Task details: In the copy, keep every record exact and leave out all images.

Records to process:
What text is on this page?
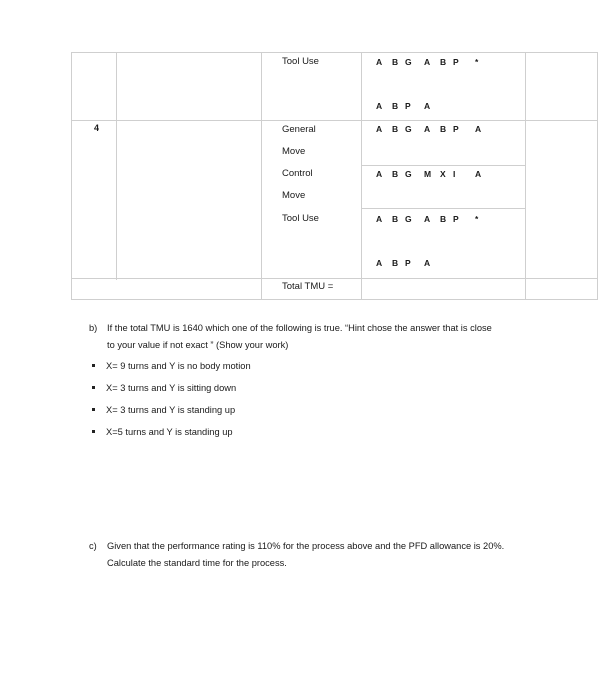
4
Tool Use
General
Move
Control
Move
Tool Use
Total TMU =
A B G A B P *
A B P A
A B G A B P A
A B G M X I A
A B G A B P *
A B P A
b) If the total TMU is 1640 which one of the following is true. “Hint chose the answer that is close
to your value if not exact ” (Show your work)
X= 9 turns and Y is no body motion
X= 3 turns and Y is sitting down
X= 3 turns and Y is standing up
X=5 turns and Y is standing up
c) Given that the performance rating is 110% for the process above and the PFD allowance is 20%.
Calculate the standard time for the process.
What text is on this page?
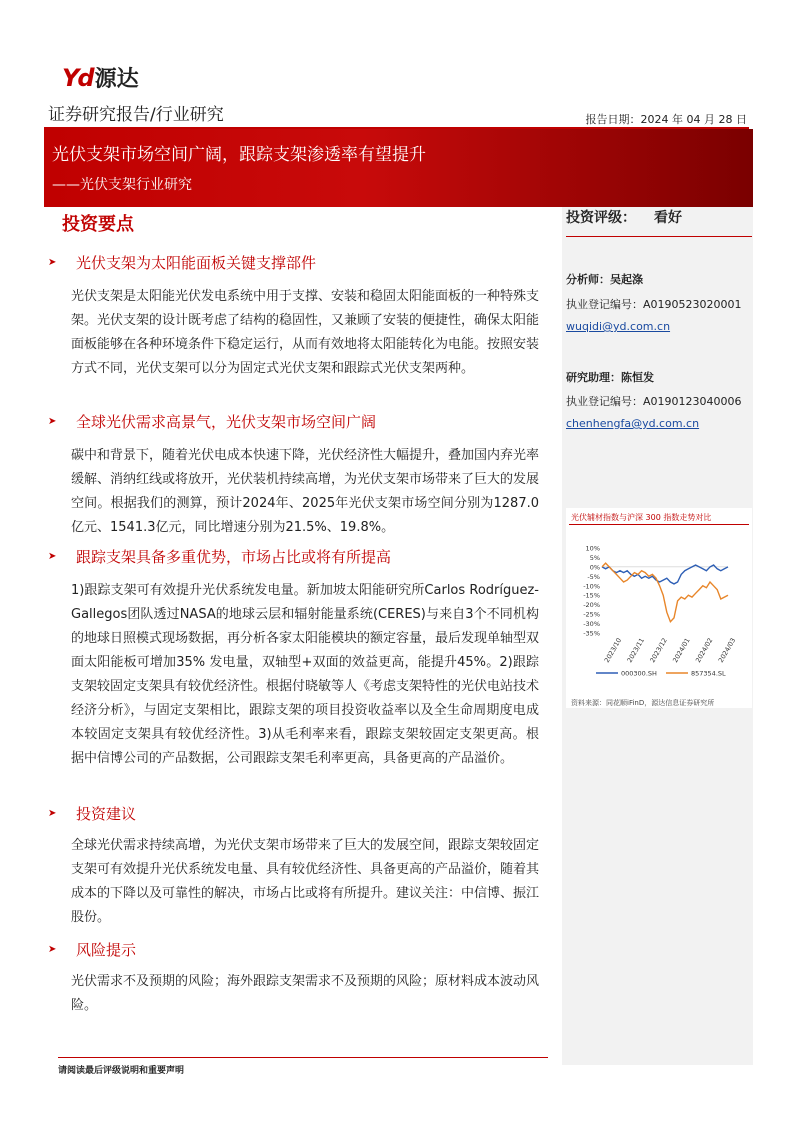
Yd 源达
证券研究报告/行业研究	报告日期：2024 年 04 月 28 日
光伏支架市场空间广阔，跟踪支架渗透率有望提升
——光伏支架行业研究
投资评级： 看好
分析师：吴起涤
执业登记编号：A0190523020001
wuqidi@yd.com.cn
研究助理：陈恒发
执业登记编号：A0190123040006
chenhengfa@yd.com.cn
光伏辅材指数与沪深 300 指数走势对比
10%
5%
0%
-5%
-10%
-15%
-20%
-25%
-30%
-35%
2023/10 2023/11 2023/12 2024/01 2024/02 2024/03
000300.SH	857354.SL
资料来源：同花顺iFinD，源达信息证券研究所
投资要点
➤	光伏支架为太阳能面板关键支撑部件

光伏支架是太阳能光伏发电系统中用于支撑、安装和稳固太阳能面板的一种特殊支架。光伏支架的设计既考虑了结构的稳固性，又兼顾了安装的便捷性，确保太阳能面板能够在各种环境条件下稳定运行，从而有效地将太阳能转化为电能。按照安装方式不同，光伏支架可以分为固定式光伏支架和跟踪式光伏支架两种。

➤	全球光伏需求高景气，光伏支架市场空间广阔

碳中和背景下，随着光伏电成本快速下降，光伏经济性大幅提升，叠加国内弃光率缓解、消纳红线或将放开，光伏装机持续高增，为光伏支架市场带来了巨大的发展空间。根据我们的测算，预计2024年、2025年光伏支架市场空间分别为1287.0亿元、1541.3亿元，同比增速分别为21.5%、19.8%。

➤	跟踪支架具备多重优势，市场占比或将有所提高

1)跟踪支架可有效提升光伏系统发电量。新加坡太阳能研究所Carlos Rodríguez-Gallegos团队透过NASA的地球云层和辐射能量系统(CERES)与来自3个不同机构的地球日照模式现场数据，再分析各家太阳能模块的额定容量，最后发现单轴型双面太阳能板可增加35% 发电量，双轴型+双面的效益更高，能提升45%。2)跟踪支架较固定支架具有较优经济性。根据付晓敏等人《考虑支架特性的光伏电站技术经济分析》，与固定支架相比，跟踪支架的项目投资收益率以及全生命周期度电成本较固定支架具有较优经济性。3)从毛利率来看，跟踪支架较固定支架更高。根据中信博公司的产品数据，公司跟踪支架毛利率更高，具备更高的产品溢价。

➤	投资建议

全球光伏需求持续高增，为光伏支架市场带来了巨大的发展空间，跟踪支架较固定支架可有效提升光伏系统发电量、具有较优经济性、具备更高的产品溢价，随着其成本的下降以及可靠性的解决，市场占比或将有所提升。建议关注：中信博、振江股份。

➤	风险提示

光伏需求不及预期的风险；海外跟踪支架需求不及预期的风险；原材料成本波动风险。

请阅读最后评级说明和重要声明
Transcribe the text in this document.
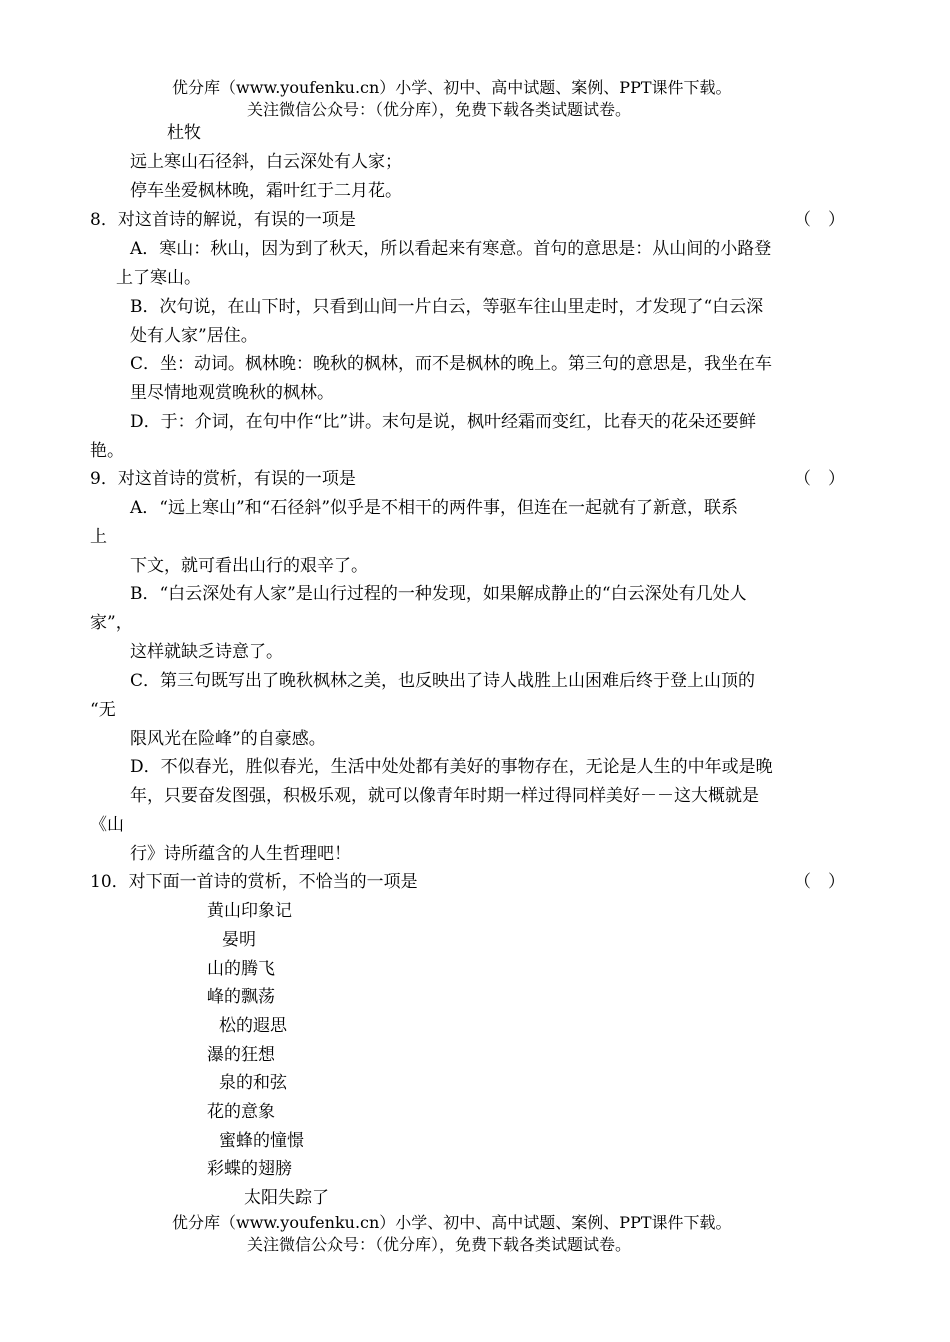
优分库（www.youfenku.cn）小学、初中、高中试题、案例、PPT课件下载。
关注微信公众号：（优分库），免费下载各类试题试卷。
杜牧
远上寒山石径斜，白云深处有人家；
停车坐爱枫林晚，霜叶红于二月花。
8．对这首诗的解说，有误的一项是	（　）
A．寒山：秋山，因为到了秋天，所以看起来有寒意。首句的意思是：从山间的小路登
上了寒山。
B．次句说，在山下时，只看到山间一片白云，等驱车往山里走时，才发现了“白云深
处有人家”居住。
C．坐：动词。枫林晚：晚秋的枫林，而不是枫林的晚上。第三句的意思是，我坐在车
里尽情地观赏晚秋的枫林。
D．于：介词，在句中作“比”讲。末句是说，枫叶经霜而变红，比春天的花朵还要鲜
艳。
9．对这首诗的赏析，有误的一项是	（　）
A．“远上寒山”和“石径斜”似乎是不相干的两件事，但连在一起就有了新意，联系
上
下文，就可看出山行的艰辛了。
B．“白云深处有人家”是山行过程的一种发现，如果解成静止的“白云深处有几处人
家”，
这样就缺乏诗意了。
C．第三句既写出了晚秋枫林之美，也反映出了诗人战胜上山困难后终于登上山顶的
“无
限风光在险峰”的自豪感。
D．不似春光，胜似春光，生活中处处都有美好的事物存在，无论是人生的中年或是晚
年，只要奋发图强，积极乐观，就可以像青年时期一样过得同样美好－－这大概就是
《山
行》诗所蕴含的人生哲理吧！
10．对下面一首诗的赏析，不恰当的一项是	（　）
黄山印象记
晏明
山的腾飞
峰的飘荡
松的遐思
瀑的狂想
泉的和弦
花的意象
蜜蜂的憧憬
彩蝶的翅膀
太阳失踪了
优分库（www.youfenku.cn）小学、初中、高中试题、案例、PPT课件下载。
关注微信公众号：（优分库），免费下载各类试题试卷。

Reply:
What text is on this page?
4
Tool Use
General
Move
Control
Move
Tool Use
Total TMU =
A B G A B P *
A B P A
A B G A B P A
A B G M X I A
A B G A B P *
A B P A
b) If the total TMU is 1640 which one of the following is true. “Hint chose the answer that is close
to your value if not exact ” (Show your work)
X= 9 turns and Y is no body motion
X= 3 turns and Y is sitting down
X= 3 turns and Y is standing up
X=5 turns and Y is standing up
c) Given that the performance rating is 110% for the process above and the PFD allowance is 20%.
Calculate the standard time for the process.
What text is on this page?
Yd 源达
证券研究报告/行业研究	报告日期：2024 年 04 月 28 日
光伏支架市场空间广阔，跟踪支架渗透率有望提升
——光伏支架行业研究
投资评级： 看好
分析师：吴起涤
执业登记编号：A0190523020001
wuqidi@yd.com.cn
研究助理：陈恒发
执业登记编号：A0190123040006
chenhengfa@yd.com.cn
光伏辅材指数与沪深 300 指数走势对比
10%
5%
0%
-5%
-10%
-15%
-20%
-25%
-30%
-35%
2023/10 2023/11 2023/12 2024/01 2024/02 2024/03
000300.SH	857354.SL
资料来源：同花顺iFinD，源达信息证券研究所
投资要点
➤	光伏支架为太阳能面板关键支撑部件

光伏支架是太阳能光伏发电系统中用于支撑、安装和稳固太阳能面板的一种特殊支架。光伏支架的设计既考虑了结构的稳固性，又兼顾了安装的便捷性，确保太阳能面板能够在各种环境条件下稳定运行，从而有效地将太阳能转化为电能。按照安装方式不同，光伏支架可以分为固定式光伏支架和跟踪式光伏支架两种。

➤	全球光伏需求高景气，光伏支架市场空间广阔

碳中和背景下，随着光伏电成本快速下降，光伏经济性大幅提升，叠加国内弃光率缓解、消纳红线或将放开，光伏装机持续高增，为光伏支架市场带来了巨大的发展空间。根据我们的测算，预计2024年、2025年光伏支架市场空间分别为1287.0亿元、1541.3亿元，同比增速分别为21.5%、19.8%。

➤	跟踪支架具备多重优势，市场占比或将有所提高

1)跟踪支架可有效提升光伏系统发电量。新加坡太阳能研究所Carlos Rodríguez-Gallegos团队透过NASA的地球云层和辐射能量系统(CERES)与来自3个不同机构的地球日照模式现场数据，再分析各家太阳能模块的额定容量，最后发现单轴型双面太阳能板可增加35% 发电量，双轴型+双面的效益更高，能提升45%。2)跟踪支架较固定支架具有较优经济性。根据付晓敏等人《考虑支架特性的光伏电站技术经济分析》，与固定支架相比，跟踪支架的项目投资收益率以及全生命周期度电成本较固定支架具有较优经济性。3)从毛利率来看，跟踪支架较固定支架更高。根据中信博公司的产品数据，公司跟踪支架毛利率更高，具备更高的产品溢价。

➤	投资建议

全球光伏需求持续高增，为光伏支架市场带来了巨大的发展空间，跟踪支架较固定支架可有效提升光伏系统发电量、具有较优经济性、具备更高的产品溢价，随着其成本的下降以及可靠性的解决，市场占比或将有所提升。建议关注：中信博、振江股份。

➤	风险提示

光伏需求不及预期的风险；海外跟踪支架需求不及预期的风险；原材料成本波动风险。

请阅读最后评级说明和重要声明
Transcribe the text in this document.
优分库（www.youfenku.cn）小学、初中、高中试题、案例、PPT课件下载。
关注微信公众号：（优分库），免费下载各类试题试卷。
杜牧
远上寒山石径斜，白云深处有人家；
停车坐爱枫林晚，霜叶红于二月花。
8．对这首诗的解说，有误的一项是	（　）
A．寒山：秋山，因为到了秋天，所以看起来有寒意。首句的意思是：从山间的小路登
上了寒山。
B．次句说，在山下时，只看到山间一片白云，等驱车往山里走时，才发现了“白云深
处有人家”居住。
C．坐：动词。枫林晚：晚秋的枫林，而不是枫林的晚上。第三句的意思是，我坐在车
里尽情地观赏晚秋的枫林。
D．于：介词，在句中作“比”讲。末句是说，枫叶经霜而变红，比春天的花朵还要鲜
艳。
9．对这首诗的赏析，有误的一项是	（　）
A．“远上寒山”和“石径斜”似乎是不相干的两件事，但连在一起就有了新意，联系
上
下文，就可看出山行的艰辛了。
B．“白云深处有人家”是山行过程的一种发现，如果解成静止的“白云深处有几处人
家”，
这样就缺乏诗意了。
C．第三句既写出了晚秋枫林之美，也反映出了诗人战胜上山困难后终于登上山顶的
“无
限风光在险峰”的自豪感。
D．不似春光，胜似春光，生活中处处都有美好的事物存在，无论是人生的中年或是晚
年，只要奋发图强，积极乐观，就可以像青年时期一样过得同样美好－－这大概就是
《山
行》诗所蕴含的人生哲理吧！
10．对下面一首诗的赏析，不恰当的一项是	（　）
黄山印象记
晏明
山的腾飞
峰的飘荡
松的遐思
瀑的狂想
泉的和弦
花的意象
蜜蜂的憧憬
彩蝶的翅膀
太阳失踪了
优分库（www.youfenku.cn）小学、初中、高中试题、案例、PPT课件下载。
关注微信公众号：（优分库），免费下载各类试题试卷。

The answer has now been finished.